| Task objective |
Return each line containing "magenta".

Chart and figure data
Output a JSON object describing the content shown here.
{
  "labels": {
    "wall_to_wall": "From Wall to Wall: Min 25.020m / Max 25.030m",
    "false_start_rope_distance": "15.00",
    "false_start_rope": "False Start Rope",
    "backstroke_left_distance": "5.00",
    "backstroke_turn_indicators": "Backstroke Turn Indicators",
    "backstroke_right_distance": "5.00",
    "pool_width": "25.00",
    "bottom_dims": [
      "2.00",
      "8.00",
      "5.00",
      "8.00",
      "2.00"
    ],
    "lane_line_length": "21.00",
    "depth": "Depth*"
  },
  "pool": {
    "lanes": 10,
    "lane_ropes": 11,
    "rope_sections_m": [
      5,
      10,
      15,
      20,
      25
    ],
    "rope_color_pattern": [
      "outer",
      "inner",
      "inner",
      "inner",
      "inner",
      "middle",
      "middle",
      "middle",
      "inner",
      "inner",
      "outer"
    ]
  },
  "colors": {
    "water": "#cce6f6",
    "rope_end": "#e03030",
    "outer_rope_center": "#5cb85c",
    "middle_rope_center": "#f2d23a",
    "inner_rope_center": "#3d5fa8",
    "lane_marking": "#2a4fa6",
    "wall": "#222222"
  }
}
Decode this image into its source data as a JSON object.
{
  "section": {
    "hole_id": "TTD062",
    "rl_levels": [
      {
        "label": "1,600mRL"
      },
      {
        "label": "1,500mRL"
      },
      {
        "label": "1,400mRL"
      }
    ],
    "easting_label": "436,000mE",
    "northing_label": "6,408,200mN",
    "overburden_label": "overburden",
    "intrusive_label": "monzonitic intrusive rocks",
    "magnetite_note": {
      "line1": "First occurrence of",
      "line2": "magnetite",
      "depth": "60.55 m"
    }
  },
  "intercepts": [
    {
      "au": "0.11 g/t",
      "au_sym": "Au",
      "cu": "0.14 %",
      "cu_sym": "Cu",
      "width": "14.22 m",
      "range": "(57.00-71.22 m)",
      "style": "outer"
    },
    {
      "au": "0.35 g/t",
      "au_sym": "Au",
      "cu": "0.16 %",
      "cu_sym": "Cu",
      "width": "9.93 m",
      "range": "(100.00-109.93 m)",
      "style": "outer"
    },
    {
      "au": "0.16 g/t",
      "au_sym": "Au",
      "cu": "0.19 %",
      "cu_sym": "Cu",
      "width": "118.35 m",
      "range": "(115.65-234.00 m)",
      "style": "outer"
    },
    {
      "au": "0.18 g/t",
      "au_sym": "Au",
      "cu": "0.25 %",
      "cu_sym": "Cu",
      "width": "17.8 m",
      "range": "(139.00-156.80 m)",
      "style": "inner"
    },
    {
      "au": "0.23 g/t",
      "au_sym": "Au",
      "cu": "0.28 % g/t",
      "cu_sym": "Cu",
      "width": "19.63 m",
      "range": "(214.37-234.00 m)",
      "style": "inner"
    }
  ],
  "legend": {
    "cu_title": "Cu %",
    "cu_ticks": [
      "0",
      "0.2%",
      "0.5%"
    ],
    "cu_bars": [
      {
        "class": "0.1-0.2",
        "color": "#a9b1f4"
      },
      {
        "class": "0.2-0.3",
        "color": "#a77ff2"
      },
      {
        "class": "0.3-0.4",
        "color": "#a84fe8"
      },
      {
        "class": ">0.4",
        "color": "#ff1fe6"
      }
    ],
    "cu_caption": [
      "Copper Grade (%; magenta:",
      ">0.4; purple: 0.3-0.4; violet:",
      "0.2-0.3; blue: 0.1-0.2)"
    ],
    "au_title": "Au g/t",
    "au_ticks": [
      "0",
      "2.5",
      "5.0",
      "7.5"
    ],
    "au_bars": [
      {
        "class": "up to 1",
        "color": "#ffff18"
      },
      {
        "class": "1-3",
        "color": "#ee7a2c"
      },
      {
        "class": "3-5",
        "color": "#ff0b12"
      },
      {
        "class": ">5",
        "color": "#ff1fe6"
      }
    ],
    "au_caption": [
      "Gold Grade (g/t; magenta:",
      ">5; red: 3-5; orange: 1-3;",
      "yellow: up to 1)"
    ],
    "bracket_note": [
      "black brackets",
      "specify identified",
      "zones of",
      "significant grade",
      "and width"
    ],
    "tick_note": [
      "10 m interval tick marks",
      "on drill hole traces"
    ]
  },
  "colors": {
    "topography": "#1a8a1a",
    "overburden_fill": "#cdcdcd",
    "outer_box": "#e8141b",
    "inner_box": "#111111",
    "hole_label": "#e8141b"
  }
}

| Solution below |
      "Copper Grade (%; magenta:",
      "Gold Grade (g/t; magenta:",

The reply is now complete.